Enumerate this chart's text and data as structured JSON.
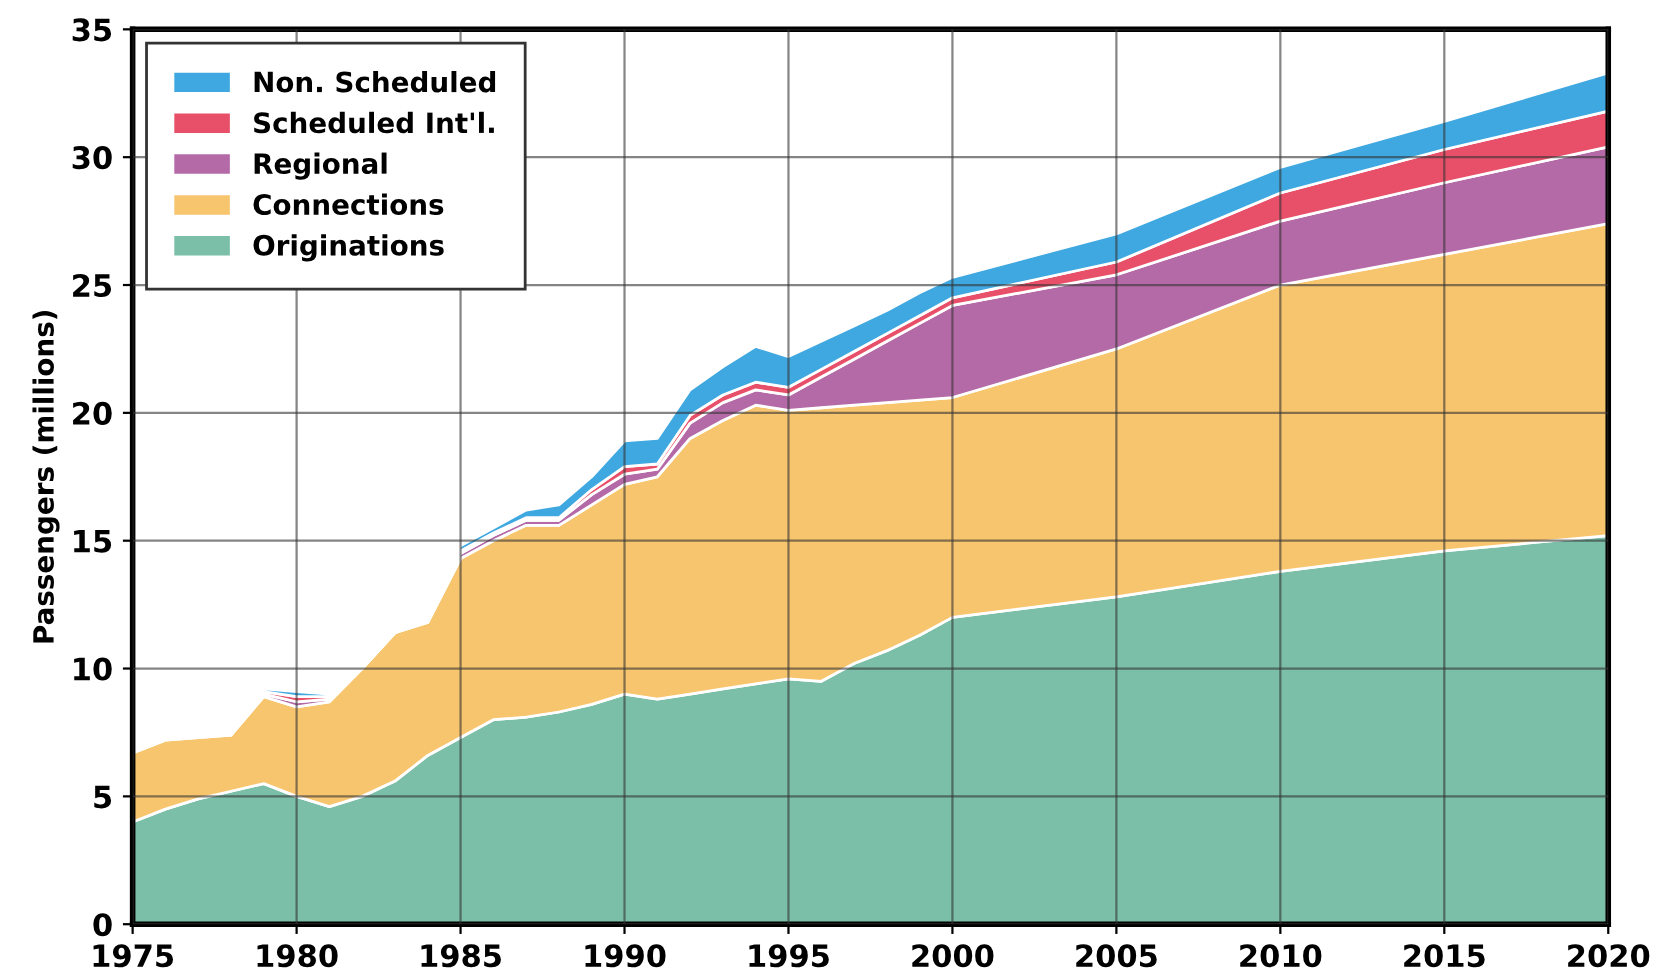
{
  "chart_data": {
    "type": "area",
    "stacked": true,
    "ylabel": "Passengers (millions)",
    "x": [
      1975,
      1976,
      1977,
      1978,
      1979,
      1980,
      1981,
      1982,
      1983,
      1984,
      1985,
      1986,
      1987,
      1988,
      1989,
      1990,
      1991,
      1992,
      1993,
      1994,
      1995,
      1996,
      1997,
      1998,
      1999,
      2000,
      2005,
      2010,
      2015,
      2020
    ],
    "series": [
      {
        "name": "Originations",
        "color": "#7bbfa8",
        "values": [
          4.0,
          4.5,
          4.9,
          5.2,
          5.5,
          5.0,
          4.6,
          5.0,
          5.6,
          6.6,
          7.3,
          8.0,
          8.1,
          8.3,
          8.6,
          9.0,
          8.8,
          9.0,
          9.2,
          9.4,
          9.6,
          9.5,
          10.2,
          10.7,
          11.3,
          12.0,
          12.8,
          13.8,
          14.6,
          15.2
        ]
      },
      {
        "name": "Connections",
        "color": "#f8c56f",
        "values": [
          2.7,
          2.7,
          2.4,
          2.2,
          3.4,
          3.5,
          4.1,
          5.0,
          5.8,
          5.2,
          7.0,
          7.0,
          7.5,
          7.3,
          7.8,
          8.2,
          8.7,
          10.0,
          10.5,
          10.9,
          10.5,
          10.7,
          10.1,
          9.7,
          9.2,
          8.6,
          9.7,
          11.2,
          11.6,
          12.2
        ]
      },
      {
        "name": "Regional",
        "color": "#b56aa8",
        "values": [
          0,
          0.1,
          0.1,
          0,
          0.1,
          0.2,
          0.1,
          0,
          0,
          0.1,
          0.2,
          0.2,
          0.2,
          0.2,
          0.4,
          0.4,
          0.3,
          0.6,
          0.7,
          0.6,
          0.6,
          1.2,
          1.8,
          2.4,
          3.0,
          3.6,
          2.9,
          2.5,
          2.8,
          3.0
        ]
      },
      {
        "name": "Scheduled Int'l.",
        "color": "#e8506a",
        "values": [
          0,
          0.1,
          0.1,
          0.1,
          0.1,
          0.2,
          0.1,
          0,
          0,
          0,
          0.1,
          0.1,
          0.1,
          0.1,
          0.2,
          0.3,
          0.2,
          0.3,
          0.3,
          0.3,
          0.3,
          0.3,
          0.3,
          0.3,
          0.3,
          0.3,
          0.5,
          1.1,
          1.3,
          1.4
        ]
      },
      {
        "name": "Non. Scheduled",
        "color": "#3fa8e0",
        "values": [
          0,
          0,
          0,
          0,
          0.1,
          0.2,
          0.1,
          0,
          0.1,
          0.1,
          0.2,
          0.2,
          0.3,
          0.5,
          0.5,
          1.0,
          1.0,
          1.0,
          1.1,
          1.4,
          1.2,
          1.1,
          1.0,
          0.9,
          0.9,
          0.8,
          1.1,
          1.0,
          1.1,
          1.5
        ]
      }
    ],
    "xlim": [
      1975,
      2020
    ],
    "xticks": [
      1975,
      1980,
      1985,
      1990,
      1995,
      2000,
      2005,
      2010,
      2015,
      2020
    ],
    "ylim": [
      0,
      35
    ],
    "yticks": [
      0,
      5,
      10,
      15,
      20,
      25,
      30,
      35
    ],
    "grid": true,
    "legend": "top left"
  }
}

• Requirements
Leave out the pictures and transcribe the entries above exactly.

• Solution to the exercise
Enumerate this chart's text and data as structured JSON.
{
  "chart_data": {
    "type": "area",
    "stacked": true,
    "ylabel": "Passengers (millions)",
    "x": [
      1975,
      1976,
      1977,
      1978,
      1979,
      1980,
      1981,
      1982,
      1983,
      1984,
      1985,
      1986,
      1987,
      1988,
      1989,
      1990,
      1991,
      1992,
      1993,
      1994,
      1995,
      1996,
      1997,
      1998,
      1999,
      2000,
      2005,
      2010,
      2015,
      2020
    ],
    "series": [
      {
        "name": "Originations",
        "color": "#7bbfa8",
        "values": [
          4.0,
          4.5,
          4.9,
          5.2,
          5.5,
          5.0,
          4.6,
          5.0,
          5.6,
          6.6,
          7.3,
          8.0,
          8.1,
          8.3,
          8.6,
          9.0,
          8.8,
          9.0,
          9.2,
          9.4,
          9.6,
          9.5,
          10.2,
          10.7,
          11.3,
          12.0,
          12.8,
          13.8,
          14.6,
          15.2
        ]
      },
      {
        "name": "Connections",
        "color": "#f8c56f",
        "values": [
          2.7,
          2.7,
          2.4,
          2.2,
          3.4,
          3.5,
          4.1,
          5.0,
          5.8,
          5.2,
          7.0,
          7.0,
          7.5,
          7.3,
          7.8,
          8.2,
          8.7,
          10.0,
          10.5,
          10.9,
          10.5,
          10.7,
          10.1,
          9.7,
          9.2,
          8.6,
          9.7,
          11.2,
          11.6,
          12.2
        ]
      },
      {
        "name": "Regional",
        "color": "#b56aa8",
        "values": [
          0,
          0.1,
          0.1,
          0,
          0.1,
          0.2,
          0.1,
          0,
          0,
          0.1,
          0.2,
          0.2,
          0.2,
          0.2,
          0.4,
          0.4,
          0.3,
          0.6,
          0.7,
          0.6,
          0.6,
          1.2,
          1.8,
          2.4,
          3.0,
          3.6,
          2.9,
          2.5,
          2.8,
          3.0
        ]
      },
      {
        "name": "Scheduled Int'l.",
        "color": "#e8506a",
        "values": [
          0,
          0.1,
          0.1,
          0.1,
          0.1,
          0.2,
          0.1,
          0,
          0,
          0,
          0.1,
          0.1,
          0.1,
          0.1,
          0.2,
          0.3,
          0.2,
          0.3,
          0.3,
          0.3,
          0.3,
          0.3,
          0.3,
          0.3,
          0.3,
          0.3,
          0.5,
          1.1,
          1.3,
          1.4
        ]
      },
      {
        "name": "Non. Scheduled",
        "color": "#3fa8e0",
        "values": [
          0,
          0,
          0,
          0,
          0.1,
          0.2,
          0.1,
          0,
          0.1,
          0.1,
          0.2,
          0.2,
          0.3,
          0.5,
          0.5,
          1.0,
          1.0,
          1.0,
          1.1,
          1.4,
          1.2,
          1.1,
          1.0,
          0.9,
          0.9,
          0.8,
          1.1,
          1.0,
          1.1,
          1.5
        ]
      }
    ],
    "xlim": [
      1975,
      2020
    ],
    "xticks": [
      1975,
      1980,
      1985,
      1990,
      1995,
      2000,
      2005,
      2010,
      2015,
      2020
    ],
    "ylim": [
      0,
      35
    ],
    "yticks": [
      0,
      5,
      10,
      15,
      20,
      25,
      30,
      35
    ],
    "grid": true,
    "legend": "top left"
  }
}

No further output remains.